■ **Work to be completed**:
Find and copy each line of the records where the string "chevron" shows up.

[start Extracted records]

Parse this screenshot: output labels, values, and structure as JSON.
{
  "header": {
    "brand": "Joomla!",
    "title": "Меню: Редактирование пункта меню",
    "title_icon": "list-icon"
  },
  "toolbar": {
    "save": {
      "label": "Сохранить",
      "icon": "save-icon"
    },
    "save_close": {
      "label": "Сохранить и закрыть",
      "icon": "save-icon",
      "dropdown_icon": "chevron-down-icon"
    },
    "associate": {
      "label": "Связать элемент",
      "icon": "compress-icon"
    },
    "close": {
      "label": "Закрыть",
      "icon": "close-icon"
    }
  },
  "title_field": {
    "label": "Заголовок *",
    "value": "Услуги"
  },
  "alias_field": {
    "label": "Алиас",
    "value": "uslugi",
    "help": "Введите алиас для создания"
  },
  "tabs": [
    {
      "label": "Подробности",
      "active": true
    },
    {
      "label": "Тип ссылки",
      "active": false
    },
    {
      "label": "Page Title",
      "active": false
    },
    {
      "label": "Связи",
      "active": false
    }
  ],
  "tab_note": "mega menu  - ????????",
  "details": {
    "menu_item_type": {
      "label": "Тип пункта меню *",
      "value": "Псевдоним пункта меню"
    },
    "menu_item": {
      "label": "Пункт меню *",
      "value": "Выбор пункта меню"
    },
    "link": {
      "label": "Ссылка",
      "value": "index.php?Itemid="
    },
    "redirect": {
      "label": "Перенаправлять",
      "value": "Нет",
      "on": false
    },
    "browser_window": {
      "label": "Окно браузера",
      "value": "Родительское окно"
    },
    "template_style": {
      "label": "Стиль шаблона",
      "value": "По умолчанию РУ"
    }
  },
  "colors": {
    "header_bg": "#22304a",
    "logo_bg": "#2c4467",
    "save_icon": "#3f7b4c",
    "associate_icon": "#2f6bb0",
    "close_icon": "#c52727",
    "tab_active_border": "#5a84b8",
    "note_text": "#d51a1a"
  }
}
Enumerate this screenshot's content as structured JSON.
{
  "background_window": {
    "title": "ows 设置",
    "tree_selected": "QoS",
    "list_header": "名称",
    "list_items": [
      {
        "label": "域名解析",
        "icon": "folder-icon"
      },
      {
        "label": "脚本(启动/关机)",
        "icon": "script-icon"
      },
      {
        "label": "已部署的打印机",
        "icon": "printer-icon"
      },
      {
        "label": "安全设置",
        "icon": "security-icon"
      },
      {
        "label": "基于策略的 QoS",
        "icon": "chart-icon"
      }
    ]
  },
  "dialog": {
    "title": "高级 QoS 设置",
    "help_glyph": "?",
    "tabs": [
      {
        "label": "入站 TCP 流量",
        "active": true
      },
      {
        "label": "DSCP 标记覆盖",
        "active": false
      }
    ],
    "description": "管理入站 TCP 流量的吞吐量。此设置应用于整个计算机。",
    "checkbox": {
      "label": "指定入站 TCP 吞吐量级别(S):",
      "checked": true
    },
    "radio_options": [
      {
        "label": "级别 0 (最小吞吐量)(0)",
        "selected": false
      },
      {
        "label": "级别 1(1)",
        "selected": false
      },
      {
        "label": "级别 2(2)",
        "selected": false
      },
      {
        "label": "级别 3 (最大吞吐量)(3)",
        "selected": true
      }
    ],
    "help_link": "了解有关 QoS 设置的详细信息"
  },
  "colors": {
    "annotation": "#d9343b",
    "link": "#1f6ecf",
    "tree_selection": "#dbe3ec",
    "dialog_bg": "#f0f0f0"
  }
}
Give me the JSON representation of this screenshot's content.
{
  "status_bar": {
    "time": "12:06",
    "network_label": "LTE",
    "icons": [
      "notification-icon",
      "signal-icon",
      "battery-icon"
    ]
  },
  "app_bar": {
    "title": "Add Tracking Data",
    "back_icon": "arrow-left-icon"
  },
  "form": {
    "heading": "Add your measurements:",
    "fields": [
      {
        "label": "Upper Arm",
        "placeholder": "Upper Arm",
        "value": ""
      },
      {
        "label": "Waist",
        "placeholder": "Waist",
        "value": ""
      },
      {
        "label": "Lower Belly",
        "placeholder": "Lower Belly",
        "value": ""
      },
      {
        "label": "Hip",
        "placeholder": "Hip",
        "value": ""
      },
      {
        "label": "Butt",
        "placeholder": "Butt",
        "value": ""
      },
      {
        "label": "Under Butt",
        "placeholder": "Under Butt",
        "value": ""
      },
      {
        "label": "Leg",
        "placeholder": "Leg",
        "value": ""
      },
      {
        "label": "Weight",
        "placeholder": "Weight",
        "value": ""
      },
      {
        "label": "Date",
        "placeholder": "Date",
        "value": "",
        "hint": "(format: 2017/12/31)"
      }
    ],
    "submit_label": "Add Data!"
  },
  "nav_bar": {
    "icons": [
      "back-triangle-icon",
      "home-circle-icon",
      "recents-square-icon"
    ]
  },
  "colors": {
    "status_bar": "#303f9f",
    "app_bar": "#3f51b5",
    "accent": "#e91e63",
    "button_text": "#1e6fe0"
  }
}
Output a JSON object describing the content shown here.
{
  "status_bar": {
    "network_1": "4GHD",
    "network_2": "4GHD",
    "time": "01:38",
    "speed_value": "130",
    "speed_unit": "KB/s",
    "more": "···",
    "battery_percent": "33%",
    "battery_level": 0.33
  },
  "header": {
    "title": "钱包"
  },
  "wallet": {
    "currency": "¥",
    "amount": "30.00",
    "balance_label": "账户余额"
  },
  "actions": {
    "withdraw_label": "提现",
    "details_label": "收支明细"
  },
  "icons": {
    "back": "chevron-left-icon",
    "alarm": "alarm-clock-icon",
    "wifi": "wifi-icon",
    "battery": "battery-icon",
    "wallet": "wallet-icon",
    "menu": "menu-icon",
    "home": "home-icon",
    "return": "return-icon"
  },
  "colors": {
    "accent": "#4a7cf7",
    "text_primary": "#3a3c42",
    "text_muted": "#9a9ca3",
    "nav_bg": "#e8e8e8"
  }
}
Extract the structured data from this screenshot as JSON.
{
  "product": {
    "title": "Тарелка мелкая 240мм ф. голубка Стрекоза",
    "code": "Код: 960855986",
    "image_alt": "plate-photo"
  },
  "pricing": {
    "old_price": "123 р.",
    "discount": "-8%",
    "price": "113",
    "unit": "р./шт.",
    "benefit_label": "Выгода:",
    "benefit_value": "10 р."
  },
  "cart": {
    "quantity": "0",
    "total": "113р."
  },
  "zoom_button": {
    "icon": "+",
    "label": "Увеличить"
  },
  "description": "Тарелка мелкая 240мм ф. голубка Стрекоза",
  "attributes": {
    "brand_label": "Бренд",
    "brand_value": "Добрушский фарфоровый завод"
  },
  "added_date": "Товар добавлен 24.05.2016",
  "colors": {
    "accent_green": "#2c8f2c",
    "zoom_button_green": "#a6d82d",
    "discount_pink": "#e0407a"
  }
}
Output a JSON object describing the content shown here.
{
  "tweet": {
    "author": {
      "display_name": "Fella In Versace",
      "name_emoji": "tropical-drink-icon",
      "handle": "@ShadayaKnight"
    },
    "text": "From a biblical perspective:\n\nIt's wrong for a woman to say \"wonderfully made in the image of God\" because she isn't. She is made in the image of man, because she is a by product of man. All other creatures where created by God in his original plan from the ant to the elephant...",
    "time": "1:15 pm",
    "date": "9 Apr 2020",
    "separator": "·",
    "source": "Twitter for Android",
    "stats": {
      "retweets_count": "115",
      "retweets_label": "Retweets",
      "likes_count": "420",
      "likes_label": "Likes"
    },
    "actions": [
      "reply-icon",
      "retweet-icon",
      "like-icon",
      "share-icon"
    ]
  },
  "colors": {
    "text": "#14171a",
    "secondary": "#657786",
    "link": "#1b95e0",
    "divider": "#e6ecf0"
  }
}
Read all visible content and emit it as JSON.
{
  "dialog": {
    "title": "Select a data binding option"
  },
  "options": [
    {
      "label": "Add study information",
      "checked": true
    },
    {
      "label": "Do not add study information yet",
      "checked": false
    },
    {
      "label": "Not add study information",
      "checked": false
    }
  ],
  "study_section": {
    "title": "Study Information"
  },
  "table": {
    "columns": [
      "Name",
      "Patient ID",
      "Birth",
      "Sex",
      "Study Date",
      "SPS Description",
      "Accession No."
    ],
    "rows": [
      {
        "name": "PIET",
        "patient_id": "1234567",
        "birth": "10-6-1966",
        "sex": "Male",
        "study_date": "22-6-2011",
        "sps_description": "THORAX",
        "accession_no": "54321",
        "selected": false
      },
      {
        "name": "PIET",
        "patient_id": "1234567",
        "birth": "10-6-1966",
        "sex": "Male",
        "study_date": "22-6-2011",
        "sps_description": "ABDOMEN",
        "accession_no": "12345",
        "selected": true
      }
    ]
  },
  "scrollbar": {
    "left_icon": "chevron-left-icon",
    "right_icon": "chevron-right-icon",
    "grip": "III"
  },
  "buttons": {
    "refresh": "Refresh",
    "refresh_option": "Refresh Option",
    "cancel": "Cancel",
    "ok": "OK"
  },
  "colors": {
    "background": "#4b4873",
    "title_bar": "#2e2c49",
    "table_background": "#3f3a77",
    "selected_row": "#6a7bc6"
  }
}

[end Extracted records]

■ **Solution**:
      "dropdown_icon": "chevron-down-icon"
    "back": "chevron-left-icon",
    "left_icon": "chevron-left-icon",
    "right_icon": "chevron-right-icon",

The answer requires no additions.